Task requirements:
Count every line that holds the string "expressing", and report the number alone.

The input:
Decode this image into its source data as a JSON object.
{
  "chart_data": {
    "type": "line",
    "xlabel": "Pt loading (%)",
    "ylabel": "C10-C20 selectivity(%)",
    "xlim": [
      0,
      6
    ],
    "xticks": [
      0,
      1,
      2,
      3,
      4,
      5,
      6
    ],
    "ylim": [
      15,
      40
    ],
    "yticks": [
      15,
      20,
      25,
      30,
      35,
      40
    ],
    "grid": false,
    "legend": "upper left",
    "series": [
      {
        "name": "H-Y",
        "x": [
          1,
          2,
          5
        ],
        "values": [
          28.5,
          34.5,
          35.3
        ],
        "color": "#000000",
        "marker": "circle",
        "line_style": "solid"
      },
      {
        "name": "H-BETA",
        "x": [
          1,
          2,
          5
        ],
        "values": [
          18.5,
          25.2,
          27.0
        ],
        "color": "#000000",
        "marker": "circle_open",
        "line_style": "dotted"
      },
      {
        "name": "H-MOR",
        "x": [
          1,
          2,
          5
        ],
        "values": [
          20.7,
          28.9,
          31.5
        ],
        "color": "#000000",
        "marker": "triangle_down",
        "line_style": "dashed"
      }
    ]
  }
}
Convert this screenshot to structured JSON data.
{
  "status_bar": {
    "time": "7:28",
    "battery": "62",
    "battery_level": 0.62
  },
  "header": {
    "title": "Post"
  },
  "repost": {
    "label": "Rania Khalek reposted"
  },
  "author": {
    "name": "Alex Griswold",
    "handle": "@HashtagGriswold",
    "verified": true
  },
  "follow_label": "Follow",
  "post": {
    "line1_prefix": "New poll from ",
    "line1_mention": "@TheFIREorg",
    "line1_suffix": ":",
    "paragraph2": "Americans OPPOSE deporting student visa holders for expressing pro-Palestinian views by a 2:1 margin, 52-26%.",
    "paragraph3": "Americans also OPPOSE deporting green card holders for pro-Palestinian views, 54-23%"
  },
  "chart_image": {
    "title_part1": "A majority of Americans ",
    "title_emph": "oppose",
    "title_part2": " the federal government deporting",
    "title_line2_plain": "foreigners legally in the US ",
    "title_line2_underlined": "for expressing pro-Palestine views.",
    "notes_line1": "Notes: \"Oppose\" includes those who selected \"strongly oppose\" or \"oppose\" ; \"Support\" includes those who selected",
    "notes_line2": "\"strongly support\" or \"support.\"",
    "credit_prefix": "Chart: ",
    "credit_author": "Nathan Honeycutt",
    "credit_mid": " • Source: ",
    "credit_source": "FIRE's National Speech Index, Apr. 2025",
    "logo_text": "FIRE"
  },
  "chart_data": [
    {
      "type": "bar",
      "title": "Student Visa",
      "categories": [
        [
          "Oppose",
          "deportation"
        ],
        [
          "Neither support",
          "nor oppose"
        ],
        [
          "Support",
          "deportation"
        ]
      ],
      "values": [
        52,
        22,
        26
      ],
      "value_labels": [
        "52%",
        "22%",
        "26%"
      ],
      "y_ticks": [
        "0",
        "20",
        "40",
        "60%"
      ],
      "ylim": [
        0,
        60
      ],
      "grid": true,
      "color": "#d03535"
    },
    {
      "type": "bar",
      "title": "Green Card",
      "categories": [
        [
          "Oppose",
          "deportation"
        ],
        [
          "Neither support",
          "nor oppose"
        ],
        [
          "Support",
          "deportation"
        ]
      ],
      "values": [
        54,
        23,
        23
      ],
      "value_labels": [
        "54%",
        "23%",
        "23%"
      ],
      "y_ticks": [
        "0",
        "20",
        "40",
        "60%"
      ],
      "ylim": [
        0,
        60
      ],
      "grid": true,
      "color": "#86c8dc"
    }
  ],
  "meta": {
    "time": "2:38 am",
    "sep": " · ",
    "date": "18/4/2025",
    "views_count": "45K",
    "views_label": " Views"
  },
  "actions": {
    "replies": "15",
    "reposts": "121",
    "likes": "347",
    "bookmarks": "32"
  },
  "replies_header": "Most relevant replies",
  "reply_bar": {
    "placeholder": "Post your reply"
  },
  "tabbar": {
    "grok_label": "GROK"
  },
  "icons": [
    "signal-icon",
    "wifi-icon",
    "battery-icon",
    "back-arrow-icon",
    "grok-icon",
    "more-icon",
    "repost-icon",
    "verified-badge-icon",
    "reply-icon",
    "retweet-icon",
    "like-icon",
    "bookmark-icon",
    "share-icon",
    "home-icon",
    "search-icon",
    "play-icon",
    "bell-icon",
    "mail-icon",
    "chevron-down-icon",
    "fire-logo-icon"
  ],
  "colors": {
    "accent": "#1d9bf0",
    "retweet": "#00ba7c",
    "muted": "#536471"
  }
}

Written response:
2